** Passage provided follows **
We are in an unregulated Wild West when in comes to “organic” or “natural” skincare. On one hand, any manufacturer can put a minuscule amount of a plant-derived ingredient in a bottle full of conventional synthetic chemicals and call it a botanical product. On the other, ANYONE can sell products online (I'm doing it right now!) and in North America none of it is regulated. I have seen a whole lot of brands, including high-end luxury brands that use no preservatives where they should. I’ve also seen antioxidants (that protect against rancidity but not microbial growth) in the place of good, robust, scientifically-tested preservatives being sold on shelves and in online retailers.
If you subscribed to the Hyangii newsletter, you would have received some more detailed information about me-my personal ingredient list. My background and education makes me highly skeptical and also concerned about safety over anything else. Luxurious ingredients are fun and effective, but preservative systems that protect again mold, yeast and bacteria are of utmost importance when it comes to skincare.
As a rule of thumb:
Formulations that contain NO water, don’t need a preservative (C1, C2, M2, H2, Body oils, lip balm are 100% oil/wax-based).
Highly acidic formulations are self-preserving (H1) as are formulations that contain greater than 25% alcohol (H3).
** End of Passage provided **
** Information follows **
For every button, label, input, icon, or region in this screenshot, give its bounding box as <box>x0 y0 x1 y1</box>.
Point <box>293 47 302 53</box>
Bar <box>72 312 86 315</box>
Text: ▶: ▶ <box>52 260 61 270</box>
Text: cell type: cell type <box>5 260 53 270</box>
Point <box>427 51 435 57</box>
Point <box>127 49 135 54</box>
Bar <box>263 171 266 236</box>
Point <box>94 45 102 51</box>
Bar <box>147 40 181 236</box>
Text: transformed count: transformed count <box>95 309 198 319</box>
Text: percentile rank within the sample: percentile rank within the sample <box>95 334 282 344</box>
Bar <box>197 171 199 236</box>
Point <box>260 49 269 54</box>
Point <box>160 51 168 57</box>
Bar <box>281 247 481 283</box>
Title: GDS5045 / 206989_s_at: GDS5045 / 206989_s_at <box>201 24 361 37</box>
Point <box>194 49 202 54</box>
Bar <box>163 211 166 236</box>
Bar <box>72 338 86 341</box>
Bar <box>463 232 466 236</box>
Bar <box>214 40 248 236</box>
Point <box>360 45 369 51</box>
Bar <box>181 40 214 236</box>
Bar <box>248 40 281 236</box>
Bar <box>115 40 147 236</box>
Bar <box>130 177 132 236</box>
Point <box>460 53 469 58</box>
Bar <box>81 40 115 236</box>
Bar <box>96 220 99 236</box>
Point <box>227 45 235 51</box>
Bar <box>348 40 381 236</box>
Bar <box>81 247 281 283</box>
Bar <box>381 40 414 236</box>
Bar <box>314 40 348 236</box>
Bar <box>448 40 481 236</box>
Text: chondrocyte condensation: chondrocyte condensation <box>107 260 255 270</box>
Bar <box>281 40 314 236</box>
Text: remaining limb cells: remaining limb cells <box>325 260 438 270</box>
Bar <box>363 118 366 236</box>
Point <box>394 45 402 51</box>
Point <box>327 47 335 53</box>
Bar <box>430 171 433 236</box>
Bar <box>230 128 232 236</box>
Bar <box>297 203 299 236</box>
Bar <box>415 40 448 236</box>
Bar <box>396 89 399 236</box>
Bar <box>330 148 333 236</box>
** End of Information **
Problem to work on » Could you rewrite the passage on skincare preservatives between "If you subscribed" and "are 100% oil/wax-based).", inclusive, renaming "rule of thumb" as "general guideline"?

Response »
If you subscribed to the Hyangii newsletter, you would have received some more detailed information about me-my personal ingredient list. My background and education makes me highly skeptical and also concerned about safety over anything else. Luxurious ingredients are fun and effective, but preservative systems that protect again mold, yeast and bacteria are of utmost importance when it comes to skincare.
As a general guideline:
Formulations that contain NO water, don’t need a preservative (C1, C2, M2, H2, Body oils, lip balm are 100% oil/wax-based).